Work instructions. Your task is to copy every line of the entries that contains "síntomas".

Records from a collection
|---|

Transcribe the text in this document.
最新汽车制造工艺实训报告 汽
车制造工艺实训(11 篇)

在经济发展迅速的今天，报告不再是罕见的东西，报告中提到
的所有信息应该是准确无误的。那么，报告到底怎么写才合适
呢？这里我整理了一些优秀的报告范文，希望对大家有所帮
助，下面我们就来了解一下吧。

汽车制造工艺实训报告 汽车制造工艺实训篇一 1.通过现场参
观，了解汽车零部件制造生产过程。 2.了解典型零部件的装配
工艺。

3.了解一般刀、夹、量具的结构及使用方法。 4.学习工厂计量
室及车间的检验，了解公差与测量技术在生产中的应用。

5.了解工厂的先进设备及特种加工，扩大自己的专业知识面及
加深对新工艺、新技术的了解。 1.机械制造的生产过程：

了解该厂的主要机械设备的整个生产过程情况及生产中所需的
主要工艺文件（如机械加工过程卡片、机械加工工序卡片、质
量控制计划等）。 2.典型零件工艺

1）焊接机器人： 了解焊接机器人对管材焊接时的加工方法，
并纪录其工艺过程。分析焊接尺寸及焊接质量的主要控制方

|---|

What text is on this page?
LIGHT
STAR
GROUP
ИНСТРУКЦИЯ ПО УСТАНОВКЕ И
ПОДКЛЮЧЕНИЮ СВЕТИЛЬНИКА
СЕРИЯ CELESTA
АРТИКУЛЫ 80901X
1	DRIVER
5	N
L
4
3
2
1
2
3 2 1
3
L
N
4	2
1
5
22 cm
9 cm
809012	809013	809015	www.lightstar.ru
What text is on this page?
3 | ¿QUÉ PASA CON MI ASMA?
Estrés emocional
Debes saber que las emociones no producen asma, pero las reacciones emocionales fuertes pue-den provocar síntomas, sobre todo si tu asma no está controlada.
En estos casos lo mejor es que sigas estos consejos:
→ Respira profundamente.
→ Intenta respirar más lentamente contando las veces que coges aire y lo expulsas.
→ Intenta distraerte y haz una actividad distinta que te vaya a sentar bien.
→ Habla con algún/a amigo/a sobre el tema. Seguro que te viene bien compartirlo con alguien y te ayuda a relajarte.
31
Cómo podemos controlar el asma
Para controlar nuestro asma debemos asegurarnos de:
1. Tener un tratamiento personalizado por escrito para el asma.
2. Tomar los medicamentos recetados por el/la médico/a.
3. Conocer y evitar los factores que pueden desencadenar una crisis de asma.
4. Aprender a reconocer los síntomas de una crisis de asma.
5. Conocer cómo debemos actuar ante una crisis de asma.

|---|

Solution to the problem.
Debes saber que las emociones no producen asma, pero las reacciones emocionales fuertes pue-den provocar síntomas, sobre todo si tu asma no está controlada.
4. Aprender a reconocer los síntomas de una crisis de asma.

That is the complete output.